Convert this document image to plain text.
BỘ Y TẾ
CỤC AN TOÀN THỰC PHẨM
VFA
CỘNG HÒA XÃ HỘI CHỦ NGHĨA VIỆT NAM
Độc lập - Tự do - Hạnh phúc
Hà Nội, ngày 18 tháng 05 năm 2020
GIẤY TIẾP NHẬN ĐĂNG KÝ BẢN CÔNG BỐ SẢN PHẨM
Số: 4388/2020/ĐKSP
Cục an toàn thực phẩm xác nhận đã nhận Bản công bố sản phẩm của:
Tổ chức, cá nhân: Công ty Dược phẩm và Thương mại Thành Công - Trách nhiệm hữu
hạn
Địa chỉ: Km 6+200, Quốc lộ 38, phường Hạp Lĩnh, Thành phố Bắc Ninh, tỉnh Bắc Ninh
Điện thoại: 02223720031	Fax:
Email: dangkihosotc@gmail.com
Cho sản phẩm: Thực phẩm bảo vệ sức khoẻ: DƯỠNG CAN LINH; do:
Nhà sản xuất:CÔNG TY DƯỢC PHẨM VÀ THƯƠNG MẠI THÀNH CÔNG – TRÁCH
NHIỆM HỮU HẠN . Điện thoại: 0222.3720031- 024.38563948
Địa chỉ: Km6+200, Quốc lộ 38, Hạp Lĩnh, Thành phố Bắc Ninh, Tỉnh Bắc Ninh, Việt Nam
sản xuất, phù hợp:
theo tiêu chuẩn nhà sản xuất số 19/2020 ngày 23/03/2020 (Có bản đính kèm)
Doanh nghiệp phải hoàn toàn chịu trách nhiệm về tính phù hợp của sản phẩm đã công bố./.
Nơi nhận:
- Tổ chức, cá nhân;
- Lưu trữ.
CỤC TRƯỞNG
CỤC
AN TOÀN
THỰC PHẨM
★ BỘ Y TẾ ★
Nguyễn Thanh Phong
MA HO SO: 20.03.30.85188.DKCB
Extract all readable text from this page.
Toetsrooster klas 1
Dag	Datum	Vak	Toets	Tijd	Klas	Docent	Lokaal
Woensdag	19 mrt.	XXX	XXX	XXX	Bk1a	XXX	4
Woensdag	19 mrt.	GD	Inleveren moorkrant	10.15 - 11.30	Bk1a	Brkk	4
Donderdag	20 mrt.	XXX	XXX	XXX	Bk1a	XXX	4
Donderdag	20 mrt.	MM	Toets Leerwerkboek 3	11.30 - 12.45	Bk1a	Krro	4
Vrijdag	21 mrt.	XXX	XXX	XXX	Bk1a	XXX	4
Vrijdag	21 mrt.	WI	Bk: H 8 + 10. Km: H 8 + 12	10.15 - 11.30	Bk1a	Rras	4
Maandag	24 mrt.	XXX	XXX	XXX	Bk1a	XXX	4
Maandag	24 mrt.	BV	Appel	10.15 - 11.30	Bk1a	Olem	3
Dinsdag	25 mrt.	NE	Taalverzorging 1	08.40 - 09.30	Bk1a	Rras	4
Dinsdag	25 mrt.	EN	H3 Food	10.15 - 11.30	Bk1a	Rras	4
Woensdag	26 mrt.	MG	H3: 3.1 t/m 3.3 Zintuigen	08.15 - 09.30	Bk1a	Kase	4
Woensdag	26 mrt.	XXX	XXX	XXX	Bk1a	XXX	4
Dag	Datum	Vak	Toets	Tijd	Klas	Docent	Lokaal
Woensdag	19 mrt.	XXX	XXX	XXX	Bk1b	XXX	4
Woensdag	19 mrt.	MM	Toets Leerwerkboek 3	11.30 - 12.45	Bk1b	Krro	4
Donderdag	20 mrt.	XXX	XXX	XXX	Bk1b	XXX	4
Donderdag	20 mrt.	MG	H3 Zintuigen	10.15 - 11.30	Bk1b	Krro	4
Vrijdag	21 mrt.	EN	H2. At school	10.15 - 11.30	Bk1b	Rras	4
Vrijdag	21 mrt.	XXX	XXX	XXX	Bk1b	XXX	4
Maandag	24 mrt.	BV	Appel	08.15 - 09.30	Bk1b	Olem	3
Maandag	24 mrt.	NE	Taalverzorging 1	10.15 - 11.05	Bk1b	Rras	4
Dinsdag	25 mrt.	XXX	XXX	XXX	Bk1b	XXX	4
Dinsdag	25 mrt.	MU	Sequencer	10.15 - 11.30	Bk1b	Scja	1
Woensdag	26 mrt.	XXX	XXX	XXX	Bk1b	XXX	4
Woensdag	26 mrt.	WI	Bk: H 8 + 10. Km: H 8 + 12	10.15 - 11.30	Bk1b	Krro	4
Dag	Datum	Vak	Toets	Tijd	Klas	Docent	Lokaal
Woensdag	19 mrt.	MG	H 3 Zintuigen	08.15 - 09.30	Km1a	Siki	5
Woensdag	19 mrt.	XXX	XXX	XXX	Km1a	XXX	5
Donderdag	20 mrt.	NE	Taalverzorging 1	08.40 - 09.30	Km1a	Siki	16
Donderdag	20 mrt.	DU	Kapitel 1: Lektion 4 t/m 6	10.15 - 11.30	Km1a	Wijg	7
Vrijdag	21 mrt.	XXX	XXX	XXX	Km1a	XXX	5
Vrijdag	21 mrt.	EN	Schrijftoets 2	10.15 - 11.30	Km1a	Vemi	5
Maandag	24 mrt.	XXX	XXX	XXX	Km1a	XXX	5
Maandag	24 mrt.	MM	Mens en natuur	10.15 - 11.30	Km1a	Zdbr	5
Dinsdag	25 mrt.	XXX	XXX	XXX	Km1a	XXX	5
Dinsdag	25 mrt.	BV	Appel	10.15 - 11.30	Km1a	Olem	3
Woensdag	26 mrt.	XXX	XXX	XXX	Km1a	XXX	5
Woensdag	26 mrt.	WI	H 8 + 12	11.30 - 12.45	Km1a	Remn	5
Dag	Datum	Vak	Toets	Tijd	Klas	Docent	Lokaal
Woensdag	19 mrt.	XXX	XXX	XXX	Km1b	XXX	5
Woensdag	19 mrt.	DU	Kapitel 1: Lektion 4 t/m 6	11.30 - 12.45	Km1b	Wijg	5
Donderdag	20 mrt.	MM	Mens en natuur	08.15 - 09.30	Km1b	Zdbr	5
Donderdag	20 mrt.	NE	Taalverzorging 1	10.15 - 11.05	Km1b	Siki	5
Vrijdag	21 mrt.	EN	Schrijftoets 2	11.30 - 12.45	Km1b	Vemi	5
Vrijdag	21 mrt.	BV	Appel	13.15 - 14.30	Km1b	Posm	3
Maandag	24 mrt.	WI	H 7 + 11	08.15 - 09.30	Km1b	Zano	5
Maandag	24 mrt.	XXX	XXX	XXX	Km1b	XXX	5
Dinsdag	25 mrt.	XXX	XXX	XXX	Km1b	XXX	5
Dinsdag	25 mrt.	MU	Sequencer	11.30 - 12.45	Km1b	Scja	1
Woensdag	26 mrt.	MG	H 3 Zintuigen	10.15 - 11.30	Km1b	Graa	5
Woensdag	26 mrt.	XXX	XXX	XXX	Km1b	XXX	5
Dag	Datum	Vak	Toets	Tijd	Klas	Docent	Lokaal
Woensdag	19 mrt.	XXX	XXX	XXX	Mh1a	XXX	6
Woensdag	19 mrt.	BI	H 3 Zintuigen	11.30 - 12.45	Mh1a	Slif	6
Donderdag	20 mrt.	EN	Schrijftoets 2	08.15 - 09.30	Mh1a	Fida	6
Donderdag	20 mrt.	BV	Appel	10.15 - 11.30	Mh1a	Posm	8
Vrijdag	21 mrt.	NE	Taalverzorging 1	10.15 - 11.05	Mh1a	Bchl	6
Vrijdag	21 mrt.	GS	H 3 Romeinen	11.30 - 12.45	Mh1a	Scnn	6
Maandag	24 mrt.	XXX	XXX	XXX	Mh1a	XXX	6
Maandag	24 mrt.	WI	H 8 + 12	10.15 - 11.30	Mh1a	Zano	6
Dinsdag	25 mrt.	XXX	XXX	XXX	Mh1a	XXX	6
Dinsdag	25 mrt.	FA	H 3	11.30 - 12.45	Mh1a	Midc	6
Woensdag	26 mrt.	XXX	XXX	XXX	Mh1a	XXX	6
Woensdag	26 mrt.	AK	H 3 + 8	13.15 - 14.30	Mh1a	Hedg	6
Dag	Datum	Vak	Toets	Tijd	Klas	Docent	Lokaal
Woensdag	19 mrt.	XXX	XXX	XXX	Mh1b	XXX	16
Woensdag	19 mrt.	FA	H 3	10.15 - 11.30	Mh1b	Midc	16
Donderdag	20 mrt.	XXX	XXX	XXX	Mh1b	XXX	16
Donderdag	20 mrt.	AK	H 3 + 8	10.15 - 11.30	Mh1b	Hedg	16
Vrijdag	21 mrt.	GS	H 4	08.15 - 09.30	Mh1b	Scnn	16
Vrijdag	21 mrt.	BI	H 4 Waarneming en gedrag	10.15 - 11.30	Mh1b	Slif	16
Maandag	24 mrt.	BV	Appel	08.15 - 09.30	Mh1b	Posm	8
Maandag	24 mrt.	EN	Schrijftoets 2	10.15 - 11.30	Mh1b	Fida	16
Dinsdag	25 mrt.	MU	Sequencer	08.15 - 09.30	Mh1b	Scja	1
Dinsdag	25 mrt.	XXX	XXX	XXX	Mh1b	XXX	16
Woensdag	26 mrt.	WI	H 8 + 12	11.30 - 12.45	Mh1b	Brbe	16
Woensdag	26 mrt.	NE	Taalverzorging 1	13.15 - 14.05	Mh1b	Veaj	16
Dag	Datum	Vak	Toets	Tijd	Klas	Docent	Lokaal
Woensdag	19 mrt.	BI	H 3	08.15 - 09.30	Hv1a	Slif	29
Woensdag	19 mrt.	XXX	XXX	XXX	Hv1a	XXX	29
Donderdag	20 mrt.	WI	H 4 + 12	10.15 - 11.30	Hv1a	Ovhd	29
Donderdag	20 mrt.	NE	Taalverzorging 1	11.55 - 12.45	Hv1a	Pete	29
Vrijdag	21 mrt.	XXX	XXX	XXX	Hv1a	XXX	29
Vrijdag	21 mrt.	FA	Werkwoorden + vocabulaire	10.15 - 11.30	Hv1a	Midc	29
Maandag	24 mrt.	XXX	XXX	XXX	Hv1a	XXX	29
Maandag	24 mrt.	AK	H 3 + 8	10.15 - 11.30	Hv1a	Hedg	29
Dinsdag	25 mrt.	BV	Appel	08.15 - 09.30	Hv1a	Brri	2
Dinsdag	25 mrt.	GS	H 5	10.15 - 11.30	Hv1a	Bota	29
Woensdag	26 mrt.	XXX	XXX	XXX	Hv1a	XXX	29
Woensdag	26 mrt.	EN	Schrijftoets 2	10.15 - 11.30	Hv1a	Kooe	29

**What is expected**
Extract each line from the listing that holds the word "Sequencer".

**Full response**
Dinsdag	25 mrt.	MU	Sequencer	10.15 - 11.30	Bk1b	Scja	1
Dinsdag	25 mrt.	MU	Sequencer	11.30 - 12.45	Km1b	Scja	1
Dinsdag	25 mrt.	MU	Sequencer	08.15 - 09.30	Mh1b	Scja	1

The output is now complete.